## REQUIRED TASK
Copy out each line that mentions the word "days".

## DATA LINES
————

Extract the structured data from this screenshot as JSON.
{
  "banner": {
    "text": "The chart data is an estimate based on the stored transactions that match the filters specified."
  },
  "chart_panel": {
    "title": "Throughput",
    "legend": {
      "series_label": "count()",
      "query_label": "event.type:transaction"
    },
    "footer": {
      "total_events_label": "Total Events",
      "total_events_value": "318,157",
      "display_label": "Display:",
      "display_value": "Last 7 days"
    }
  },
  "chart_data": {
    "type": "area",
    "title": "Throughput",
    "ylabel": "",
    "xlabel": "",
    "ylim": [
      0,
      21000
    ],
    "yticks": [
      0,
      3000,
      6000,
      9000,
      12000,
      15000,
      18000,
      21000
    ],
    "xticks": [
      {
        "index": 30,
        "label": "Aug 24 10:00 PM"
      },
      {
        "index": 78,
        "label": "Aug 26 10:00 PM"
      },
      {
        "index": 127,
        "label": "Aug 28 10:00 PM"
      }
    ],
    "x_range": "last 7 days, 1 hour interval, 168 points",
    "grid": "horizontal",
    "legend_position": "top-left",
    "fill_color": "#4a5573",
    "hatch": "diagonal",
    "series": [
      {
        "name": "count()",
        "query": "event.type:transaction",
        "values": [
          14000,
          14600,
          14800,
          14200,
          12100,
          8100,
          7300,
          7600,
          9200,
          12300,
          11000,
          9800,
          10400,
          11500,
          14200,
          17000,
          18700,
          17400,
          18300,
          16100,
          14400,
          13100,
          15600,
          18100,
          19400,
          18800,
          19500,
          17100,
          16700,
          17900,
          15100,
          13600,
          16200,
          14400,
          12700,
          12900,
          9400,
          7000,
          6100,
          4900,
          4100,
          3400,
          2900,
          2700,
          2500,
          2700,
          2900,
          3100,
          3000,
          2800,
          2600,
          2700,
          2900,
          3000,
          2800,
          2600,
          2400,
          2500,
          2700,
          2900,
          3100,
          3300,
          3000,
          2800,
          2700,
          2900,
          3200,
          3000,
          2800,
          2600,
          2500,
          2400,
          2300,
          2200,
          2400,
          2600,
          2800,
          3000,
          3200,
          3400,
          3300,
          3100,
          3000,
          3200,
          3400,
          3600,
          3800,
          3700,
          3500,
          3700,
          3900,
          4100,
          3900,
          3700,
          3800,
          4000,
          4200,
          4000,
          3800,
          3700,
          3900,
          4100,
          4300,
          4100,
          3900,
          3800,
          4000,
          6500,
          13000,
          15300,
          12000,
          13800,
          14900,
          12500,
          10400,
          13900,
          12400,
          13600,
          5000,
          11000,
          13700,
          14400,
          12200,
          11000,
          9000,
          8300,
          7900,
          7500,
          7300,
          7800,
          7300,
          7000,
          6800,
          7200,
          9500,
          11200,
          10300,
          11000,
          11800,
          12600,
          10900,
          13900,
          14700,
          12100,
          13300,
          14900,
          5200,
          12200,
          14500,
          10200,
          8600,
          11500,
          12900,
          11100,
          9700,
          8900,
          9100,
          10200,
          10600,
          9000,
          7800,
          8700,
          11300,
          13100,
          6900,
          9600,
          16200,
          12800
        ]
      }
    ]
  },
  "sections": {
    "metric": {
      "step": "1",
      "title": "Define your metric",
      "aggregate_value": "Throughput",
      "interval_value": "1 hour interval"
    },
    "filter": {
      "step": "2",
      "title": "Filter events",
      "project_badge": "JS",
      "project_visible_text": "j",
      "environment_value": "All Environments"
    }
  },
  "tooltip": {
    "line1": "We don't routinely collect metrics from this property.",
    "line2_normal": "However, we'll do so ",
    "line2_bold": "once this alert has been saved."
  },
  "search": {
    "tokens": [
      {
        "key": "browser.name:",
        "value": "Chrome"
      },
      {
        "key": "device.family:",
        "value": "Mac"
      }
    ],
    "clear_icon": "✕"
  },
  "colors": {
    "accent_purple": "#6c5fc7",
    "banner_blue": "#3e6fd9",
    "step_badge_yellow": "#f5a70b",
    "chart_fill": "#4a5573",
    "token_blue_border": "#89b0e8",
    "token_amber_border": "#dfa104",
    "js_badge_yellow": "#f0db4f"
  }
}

————

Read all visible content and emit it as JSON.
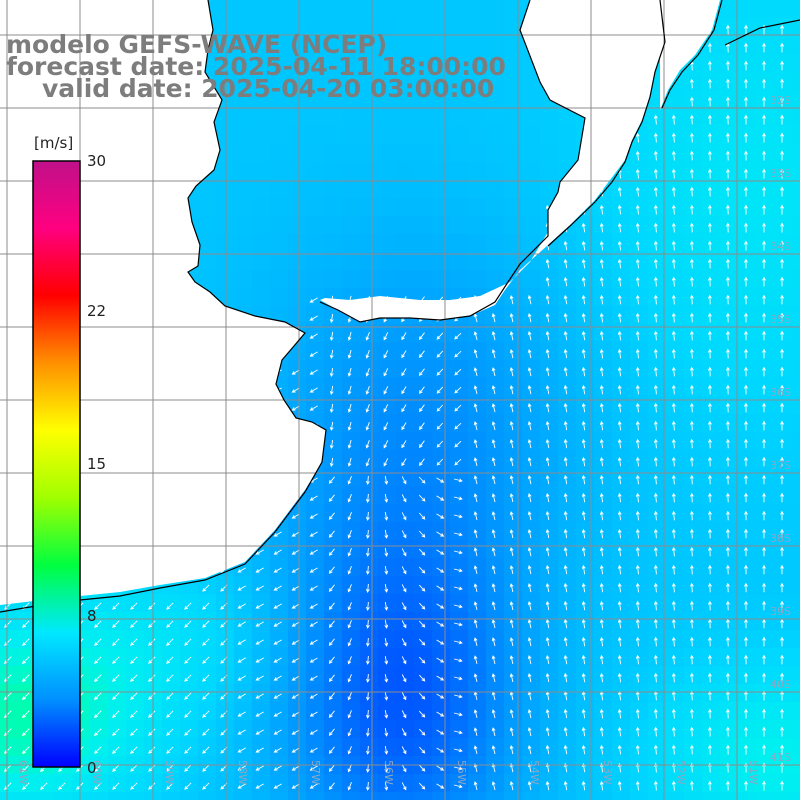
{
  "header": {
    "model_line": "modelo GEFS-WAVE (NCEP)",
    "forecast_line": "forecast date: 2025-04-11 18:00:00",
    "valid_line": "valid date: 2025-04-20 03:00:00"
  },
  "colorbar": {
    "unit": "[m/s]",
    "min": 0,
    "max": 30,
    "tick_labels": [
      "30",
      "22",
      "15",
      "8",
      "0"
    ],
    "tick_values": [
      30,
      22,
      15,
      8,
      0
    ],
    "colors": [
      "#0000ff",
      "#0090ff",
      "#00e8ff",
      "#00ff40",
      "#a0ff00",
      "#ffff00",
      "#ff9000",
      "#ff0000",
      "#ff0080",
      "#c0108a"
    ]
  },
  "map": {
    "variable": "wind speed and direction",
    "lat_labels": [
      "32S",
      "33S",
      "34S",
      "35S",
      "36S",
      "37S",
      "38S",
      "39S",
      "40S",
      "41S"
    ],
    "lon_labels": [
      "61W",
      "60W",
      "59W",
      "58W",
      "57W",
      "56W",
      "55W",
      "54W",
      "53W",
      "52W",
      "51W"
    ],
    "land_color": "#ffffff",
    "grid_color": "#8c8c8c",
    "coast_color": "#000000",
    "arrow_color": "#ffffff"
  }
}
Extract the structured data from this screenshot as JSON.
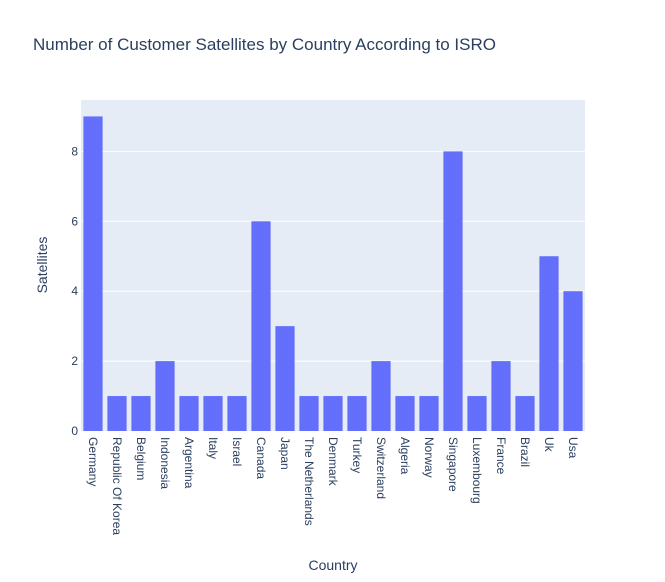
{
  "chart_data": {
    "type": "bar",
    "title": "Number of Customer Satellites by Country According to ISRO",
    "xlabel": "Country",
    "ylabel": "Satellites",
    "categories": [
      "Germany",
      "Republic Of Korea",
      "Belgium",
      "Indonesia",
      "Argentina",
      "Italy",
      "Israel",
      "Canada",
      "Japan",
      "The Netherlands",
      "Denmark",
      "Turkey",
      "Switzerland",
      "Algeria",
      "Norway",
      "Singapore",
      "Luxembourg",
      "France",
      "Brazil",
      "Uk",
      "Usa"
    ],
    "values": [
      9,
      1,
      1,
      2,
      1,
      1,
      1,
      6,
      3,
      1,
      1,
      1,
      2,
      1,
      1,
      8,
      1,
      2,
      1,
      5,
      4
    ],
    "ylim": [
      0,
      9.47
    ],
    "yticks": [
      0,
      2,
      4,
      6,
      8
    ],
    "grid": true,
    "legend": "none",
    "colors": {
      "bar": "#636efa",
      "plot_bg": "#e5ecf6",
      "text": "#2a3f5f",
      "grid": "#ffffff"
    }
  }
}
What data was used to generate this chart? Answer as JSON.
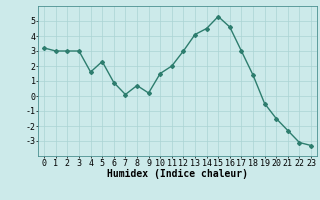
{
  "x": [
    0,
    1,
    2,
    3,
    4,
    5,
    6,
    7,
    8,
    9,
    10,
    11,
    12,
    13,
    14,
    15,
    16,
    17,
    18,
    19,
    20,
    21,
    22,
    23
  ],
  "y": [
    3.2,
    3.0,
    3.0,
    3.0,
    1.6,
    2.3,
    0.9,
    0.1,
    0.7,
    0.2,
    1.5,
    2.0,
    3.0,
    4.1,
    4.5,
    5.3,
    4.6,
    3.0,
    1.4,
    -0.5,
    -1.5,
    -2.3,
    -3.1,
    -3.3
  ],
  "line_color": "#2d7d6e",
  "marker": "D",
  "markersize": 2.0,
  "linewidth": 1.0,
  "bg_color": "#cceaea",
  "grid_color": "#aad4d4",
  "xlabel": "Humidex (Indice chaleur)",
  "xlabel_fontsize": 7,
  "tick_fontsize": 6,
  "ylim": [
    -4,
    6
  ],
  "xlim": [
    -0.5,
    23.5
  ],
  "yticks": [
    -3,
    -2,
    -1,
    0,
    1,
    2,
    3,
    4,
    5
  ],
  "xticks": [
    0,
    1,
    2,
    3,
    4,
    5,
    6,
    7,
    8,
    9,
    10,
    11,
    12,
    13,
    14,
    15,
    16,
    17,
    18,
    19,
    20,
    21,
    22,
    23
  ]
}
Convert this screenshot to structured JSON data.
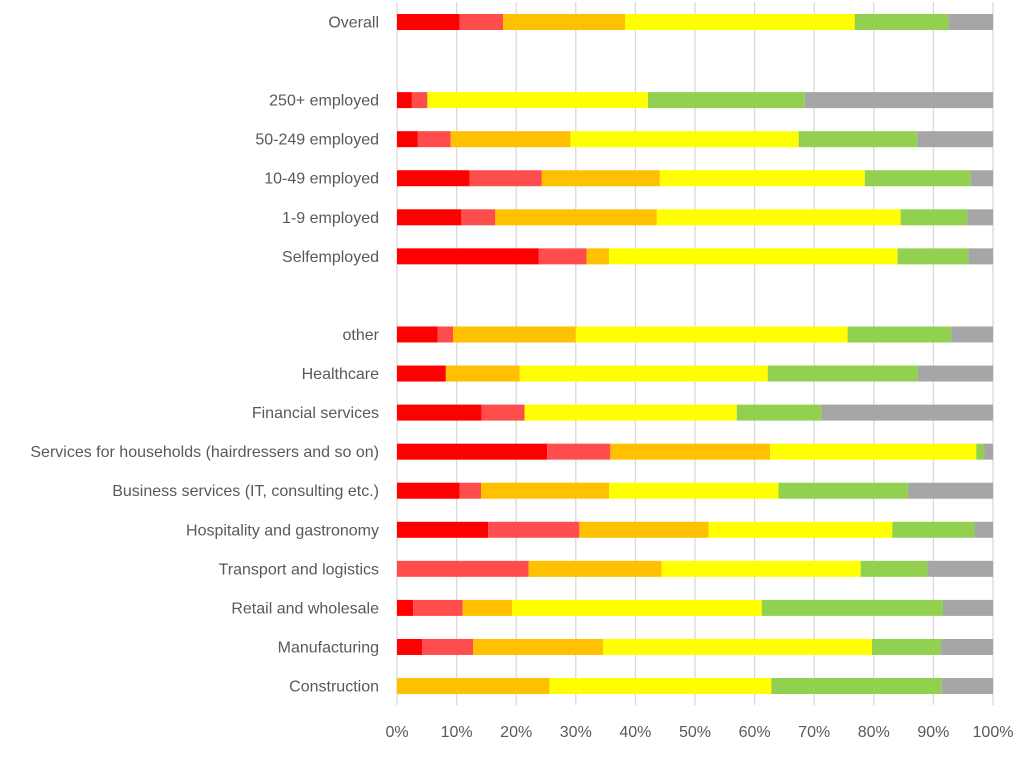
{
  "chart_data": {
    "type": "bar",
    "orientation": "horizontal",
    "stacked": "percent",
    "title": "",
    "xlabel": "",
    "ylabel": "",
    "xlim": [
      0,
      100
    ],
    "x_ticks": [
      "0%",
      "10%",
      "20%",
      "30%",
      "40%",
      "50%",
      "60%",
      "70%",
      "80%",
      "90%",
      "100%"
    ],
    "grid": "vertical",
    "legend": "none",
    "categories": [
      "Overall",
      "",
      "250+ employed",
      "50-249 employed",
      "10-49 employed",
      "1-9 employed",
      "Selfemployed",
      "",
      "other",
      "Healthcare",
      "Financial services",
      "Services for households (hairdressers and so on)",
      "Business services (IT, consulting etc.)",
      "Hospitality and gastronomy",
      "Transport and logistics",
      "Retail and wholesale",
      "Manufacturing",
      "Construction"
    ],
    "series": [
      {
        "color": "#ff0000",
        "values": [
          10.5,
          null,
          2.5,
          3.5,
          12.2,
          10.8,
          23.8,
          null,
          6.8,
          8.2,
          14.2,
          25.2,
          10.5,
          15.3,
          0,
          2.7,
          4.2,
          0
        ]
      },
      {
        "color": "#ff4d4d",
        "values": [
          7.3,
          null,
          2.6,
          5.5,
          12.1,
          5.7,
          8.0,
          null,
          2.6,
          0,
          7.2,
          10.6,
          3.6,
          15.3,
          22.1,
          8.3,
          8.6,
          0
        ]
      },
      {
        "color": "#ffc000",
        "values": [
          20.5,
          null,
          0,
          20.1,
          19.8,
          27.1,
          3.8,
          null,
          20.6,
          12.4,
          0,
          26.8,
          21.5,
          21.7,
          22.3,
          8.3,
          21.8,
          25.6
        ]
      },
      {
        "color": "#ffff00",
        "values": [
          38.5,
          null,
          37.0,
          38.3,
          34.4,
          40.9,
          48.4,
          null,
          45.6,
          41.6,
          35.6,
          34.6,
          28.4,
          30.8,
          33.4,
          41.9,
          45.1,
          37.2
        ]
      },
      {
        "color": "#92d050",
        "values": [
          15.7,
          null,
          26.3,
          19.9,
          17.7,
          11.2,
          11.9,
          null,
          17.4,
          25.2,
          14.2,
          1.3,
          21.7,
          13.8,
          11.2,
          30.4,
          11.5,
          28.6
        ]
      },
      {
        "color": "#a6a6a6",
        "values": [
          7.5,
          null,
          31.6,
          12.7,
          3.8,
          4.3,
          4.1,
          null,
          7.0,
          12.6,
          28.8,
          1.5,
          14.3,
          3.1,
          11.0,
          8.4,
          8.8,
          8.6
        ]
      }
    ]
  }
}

————

## ANSWER TO THIS PROBLEM
      "display_value": "Last 7 days"
    "x_range": "last 7 days, 1 hour interval, 168 points",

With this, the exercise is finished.